== EXTRACTED ENTRIES ==
►
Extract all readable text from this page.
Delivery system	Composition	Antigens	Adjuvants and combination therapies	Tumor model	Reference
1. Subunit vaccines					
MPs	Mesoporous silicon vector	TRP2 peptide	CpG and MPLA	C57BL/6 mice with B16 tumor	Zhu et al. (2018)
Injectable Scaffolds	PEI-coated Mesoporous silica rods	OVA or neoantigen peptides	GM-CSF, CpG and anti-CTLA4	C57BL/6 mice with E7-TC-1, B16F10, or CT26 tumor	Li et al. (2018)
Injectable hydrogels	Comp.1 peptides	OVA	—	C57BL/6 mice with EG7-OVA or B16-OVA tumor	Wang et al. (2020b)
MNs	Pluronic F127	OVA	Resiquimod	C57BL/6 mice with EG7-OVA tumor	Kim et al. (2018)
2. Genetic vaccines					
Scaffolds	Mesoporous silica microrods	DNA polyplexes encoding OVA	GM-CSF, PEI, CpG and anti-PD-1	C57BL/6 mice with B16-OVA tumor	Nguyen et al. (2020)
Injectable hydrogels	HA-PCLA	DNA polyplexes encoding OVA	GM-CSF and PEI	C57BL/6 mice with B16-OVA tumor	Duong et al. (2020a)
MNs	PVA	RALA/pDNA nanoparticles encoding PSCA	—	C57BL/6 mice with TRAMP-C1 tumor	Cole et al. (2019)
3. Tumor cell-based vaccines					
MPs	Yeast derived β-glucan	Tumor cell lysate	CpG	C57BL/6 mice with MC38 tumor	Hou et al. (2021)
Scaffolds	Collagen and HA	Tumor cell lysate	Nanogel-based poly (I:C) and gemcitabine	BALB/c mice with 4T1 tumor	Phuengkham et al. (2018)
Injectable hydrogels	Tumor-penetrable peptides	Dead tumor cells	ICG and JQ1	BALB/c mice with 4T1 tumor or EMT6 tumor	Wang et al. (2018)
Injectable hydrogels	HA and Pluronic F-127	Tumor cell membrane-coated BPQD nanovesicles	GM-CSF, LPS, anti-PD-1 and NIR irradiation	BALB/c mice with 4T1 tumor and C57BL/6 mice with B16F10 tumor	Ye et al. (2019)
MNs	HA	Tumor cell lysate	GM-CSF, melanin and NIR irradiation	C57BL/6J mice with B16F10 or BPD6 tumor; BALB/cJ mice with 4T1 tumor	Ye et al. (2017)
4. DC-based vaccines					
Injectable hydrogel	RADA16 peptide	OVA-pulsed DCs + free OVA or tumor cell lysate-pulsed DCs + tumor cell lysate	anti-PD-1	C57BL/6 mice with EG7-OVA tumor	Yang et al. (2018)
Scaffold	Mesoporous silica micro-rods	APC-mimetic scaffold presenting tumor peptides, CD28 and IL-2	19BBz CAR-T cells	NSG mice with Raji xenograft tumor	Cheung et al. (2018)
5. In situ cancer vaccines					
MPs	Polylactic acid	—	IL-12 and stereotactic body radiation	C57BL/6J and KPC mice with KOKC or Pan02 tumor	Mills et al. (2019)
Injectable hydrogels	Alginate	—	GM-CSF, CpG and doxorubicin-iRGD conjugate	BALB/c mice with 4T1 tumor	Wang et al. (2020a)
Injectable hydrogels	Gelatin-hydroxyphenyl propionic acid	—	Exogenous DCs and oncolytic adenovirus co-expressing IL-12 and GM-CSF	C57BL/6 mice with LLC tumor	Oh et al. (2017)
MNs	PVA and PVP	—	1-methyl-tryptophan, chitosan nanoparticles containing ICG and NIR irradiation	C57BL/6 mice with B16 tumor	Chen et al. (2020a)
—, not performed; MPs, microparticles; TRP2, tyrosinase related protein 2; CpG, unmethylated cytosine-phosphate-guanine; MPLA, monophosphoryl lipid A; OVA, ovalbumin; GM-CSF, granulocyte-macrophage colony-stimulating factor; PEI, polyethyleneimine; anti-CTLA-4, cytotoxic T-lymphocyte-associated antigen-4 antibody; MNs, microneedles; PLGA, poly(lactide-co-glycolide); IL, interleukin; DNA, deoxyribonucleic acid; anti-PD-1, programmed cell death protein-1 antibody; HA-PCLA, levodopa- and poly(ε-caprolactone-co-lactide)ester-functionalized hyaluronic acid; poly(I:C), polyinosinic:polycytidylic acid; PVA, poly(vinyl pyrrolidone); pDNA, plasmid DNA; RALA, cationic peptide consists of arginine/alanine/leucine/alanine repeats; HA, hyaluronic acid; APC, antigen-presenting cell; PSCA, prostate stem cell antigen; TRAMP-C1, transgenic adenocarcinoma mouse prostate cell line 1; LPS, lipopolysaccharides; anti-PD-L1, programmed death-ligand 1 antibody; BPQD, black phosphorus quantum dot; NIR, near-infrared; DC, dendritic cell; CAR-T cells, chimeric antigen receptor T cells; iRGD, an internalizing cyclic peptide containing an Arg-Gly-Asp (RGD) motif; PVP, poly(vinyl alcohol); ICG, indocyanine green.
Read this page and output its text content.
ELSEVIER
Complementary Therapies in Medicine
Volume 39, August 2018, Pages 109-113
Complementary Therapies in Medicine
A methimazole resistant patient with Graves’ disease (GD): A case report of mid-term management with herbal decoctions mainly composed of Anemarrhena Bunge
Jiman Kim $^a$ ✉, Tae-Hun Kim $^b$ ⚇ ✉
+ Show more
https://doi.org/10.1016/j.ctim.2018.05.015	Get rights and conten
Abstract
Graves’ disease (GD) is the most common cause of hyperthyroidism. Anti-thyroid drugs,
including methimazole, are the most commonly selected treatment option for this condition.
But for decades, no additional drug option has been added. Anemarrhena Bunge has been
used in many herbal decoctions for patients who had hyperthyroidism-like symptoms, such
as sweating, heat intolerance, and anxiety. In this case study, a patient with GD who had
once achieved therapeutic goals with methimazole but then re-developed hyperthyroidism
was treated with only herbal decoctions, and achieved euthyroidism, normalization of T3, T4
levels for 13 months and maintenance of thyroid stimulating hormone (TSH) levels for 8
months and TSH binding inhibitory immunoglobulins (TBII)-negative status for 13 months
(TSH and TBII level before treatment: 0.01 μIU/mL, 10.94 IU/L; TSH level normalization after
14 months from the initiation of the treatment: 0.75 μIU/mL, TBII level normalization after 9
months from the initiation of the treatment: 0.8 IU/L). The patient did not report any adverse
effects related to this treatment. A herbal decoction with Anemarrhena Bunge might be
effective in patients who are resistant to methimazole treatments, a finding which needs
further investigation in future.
◄
== TASK INSTRUCTIONS ==
Search the entries for the string "most" and copy each line where it occurs.

== EXERCISE RESPONSE ==
Graves’ disease (GD) is the most common cause of hyperthyroidism. Anti-thyroid drugs,
including methimazole, are the most commonly selected treatment option for this condition.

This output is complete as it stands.